[start of INFORMATION SUPPLIED]

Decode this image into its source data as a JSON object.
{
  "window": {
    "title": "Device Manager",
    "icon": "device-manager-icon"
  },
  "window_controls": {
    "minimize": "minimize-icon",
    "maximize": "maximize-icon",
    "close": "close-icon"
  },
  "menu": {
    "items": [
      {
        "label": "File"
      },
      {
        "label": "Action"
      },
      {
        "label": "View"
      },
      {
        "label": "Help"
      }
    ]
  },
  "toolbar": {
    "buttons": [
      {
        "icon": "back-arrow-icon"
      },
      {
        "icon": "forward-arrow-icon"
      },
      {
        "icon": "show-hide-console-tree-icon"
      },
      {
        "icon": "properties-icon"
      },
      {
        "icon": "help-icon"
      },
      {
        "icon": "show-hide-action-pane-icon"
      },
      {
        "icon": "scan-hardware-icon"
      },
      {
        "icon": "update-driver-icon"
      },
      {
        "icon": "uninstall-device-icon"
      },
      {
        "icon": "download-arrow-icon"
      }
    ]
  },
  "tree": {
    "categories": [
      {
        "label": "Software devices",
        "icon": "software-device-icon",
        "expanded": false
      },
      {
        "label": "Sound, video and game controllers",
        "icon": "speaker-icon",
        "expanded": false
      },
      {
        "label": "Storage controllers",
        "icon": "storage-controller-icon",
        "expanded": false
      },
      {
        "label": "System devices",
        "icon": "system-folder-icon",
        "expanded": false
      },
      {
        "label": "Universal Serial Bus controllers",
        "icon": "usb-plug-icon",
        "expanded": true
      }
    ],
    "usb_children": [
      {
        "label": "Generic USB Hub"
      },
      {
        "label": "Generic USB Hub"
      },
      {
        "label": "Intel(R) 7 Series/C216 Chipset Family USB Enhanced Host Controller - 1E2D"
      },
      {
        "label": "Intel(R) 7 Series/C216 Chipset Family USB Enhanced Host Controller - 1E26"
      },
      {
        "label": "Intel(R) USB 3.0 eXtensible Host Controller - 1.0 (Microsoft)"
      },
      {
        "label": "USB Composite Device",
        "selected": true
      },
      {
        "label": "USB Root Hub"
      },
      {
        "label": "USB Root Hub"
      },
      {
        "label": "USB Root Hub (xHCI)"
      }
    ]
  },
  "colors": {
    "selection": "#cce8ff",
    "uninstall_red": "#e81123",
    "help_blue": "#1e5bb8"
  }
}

[end of INFORMATION SUPPLIED]

**WHAT THE TASK REQUIRES:** Identify the lines of the entries containing the string "tree". Copy each such line.

**SOLUTION TO THE EXERCISE:**
        "icon": "show-hide-console-tree-icon"
  "tree": {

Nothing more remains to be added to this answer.